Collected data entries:
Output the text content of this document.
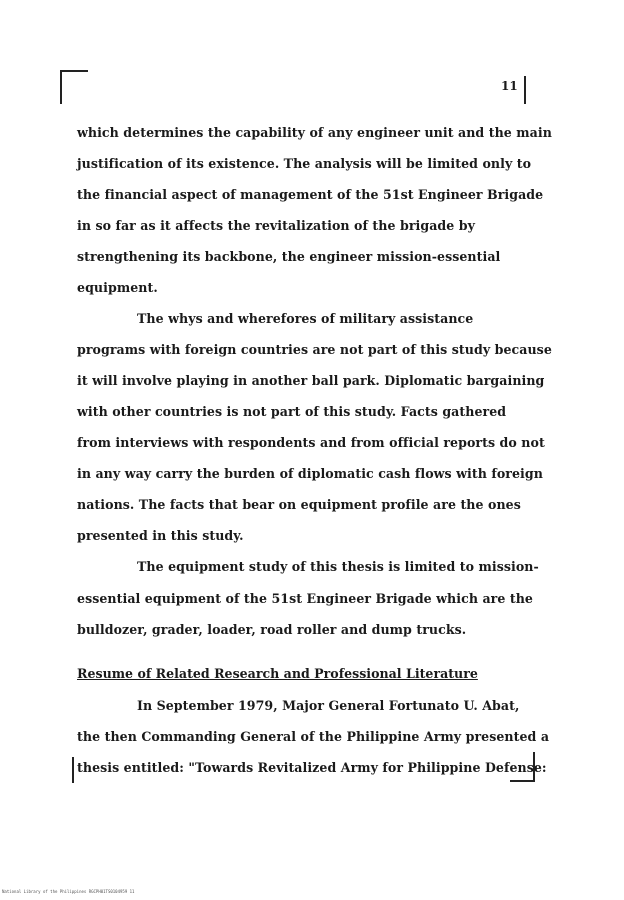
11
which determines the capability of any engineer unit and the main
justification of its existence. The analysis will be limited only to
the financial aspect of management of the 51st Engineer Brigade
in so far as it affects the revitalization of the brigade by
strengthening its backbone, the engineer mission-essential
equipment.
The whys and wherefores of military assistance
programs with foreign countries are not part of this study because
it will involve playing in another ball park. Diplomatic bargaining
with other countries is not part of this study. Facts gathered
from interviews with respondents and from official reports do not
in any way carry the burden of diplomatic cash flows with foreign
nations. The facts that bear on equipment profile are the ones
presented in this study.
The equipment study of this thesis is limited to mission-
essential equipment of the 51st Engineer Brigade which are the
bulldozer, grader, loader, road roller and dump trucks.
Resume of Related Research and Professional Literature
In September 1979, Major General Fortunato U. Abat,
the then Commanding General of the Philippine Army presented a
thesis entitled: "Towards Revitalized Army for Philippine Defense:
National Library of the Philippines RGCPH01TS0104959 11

==

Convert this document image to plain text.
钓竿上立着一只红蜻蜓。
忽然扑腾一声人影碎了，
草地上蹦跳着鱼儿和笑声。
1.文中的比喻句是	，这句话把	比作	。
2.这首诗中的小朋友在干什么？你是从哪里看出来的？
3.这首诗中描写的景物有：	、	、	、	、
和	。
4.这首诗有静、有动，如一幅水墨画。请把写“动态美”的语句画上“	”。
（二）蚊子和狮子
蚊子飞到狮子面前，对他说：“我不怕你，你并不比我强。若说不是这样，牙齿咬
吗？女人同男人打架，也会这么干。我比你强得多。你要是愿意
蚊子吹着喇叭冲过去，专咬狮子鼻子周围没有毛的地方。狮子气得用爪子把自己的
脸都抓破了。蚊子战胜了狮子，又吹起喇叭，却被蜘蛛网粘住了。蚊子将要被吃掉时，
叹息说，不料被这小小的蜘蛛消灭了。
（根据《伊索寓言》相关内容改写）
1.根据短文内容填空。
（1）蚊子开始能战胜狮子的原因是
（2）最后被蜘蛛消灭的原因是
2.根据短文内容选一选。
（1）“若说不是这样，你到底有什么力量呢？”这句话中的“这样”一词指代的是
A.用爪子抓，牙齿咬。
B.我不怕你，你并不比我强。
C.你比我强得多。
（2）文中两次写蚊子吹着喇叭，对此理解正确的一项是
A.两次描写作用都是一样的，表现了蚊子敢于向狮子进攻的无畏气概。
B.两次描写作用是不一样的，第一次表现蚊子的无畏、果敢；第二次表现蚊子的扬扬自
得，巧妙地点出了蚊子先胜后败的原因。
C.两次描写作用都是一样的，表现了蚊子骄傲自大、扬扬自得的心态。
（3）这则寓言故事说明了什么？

--

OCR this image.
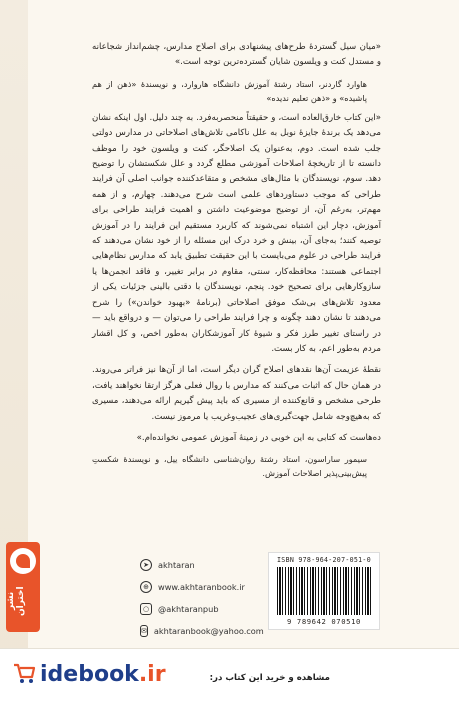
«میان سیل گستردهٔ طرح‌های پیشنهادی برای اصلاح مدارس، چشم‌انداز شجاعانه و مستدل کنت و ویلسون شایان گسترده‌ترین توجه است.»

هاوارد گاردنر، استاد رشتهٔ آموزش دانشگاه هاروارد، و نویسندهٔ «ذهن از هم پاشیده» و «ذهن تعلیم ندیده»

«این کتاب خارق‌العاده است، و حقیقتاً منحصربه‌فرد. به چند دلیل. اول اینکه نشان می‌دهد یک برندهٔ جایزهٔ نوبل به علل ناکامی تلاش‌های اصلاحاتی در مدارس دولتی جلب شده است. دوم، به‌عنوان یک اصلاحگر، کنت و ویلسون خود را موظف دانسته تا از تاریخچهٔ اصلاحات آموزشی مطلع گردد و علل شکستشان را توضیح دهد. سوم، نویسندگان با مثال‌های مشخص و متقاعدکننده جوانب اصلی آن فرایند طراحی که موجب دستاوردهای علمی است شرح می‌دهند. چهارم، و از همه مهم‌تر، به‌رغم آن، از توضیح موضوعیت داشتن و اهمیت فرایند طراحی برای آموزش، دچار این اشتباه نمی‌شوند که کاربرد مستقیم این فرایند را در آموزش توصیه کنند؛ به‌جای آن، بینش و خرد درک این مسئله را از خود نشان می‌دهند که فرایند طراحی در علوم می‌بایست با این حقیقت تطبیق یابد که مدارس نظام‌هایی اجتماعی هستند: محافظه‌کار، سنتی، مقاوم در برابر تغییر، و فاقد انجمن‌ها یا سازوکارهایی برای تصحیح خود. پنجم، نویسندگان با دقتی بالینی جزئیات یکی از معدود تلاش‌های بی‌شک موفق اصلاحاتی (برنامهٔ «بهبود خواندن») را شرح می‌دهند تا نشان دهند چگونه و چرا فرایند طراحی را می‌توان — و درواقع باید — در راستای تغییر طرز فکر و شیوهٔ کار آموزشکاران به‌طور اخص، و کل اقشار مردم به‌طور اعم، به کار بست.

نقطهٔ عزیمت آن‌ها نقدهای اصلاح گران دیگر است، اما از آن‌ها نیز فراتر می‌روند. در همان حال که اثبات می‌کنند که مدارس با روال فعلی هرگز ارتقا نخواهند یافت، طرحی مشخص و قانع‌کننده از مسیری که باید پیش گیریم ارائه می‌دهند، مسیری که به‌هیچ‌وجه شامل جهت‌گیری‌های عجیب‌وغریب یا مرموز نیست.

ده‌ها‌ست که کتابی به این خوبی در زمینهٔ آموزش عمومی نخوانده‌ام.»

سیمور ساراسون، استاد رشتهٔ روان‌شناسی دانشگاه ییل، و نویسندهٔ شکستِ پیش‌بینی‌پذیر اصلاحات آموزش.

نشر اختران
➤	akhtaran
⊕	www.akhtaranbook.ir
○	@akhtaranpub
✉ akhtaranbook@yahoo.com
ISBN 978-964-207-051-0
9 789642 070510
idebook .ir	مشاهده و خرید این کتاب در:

> [Job]:
Locate the word "text" in the records above, and return each line that has it.

> [Exercise answer]:
Output the text content of this document.
Convert this document image to plain text.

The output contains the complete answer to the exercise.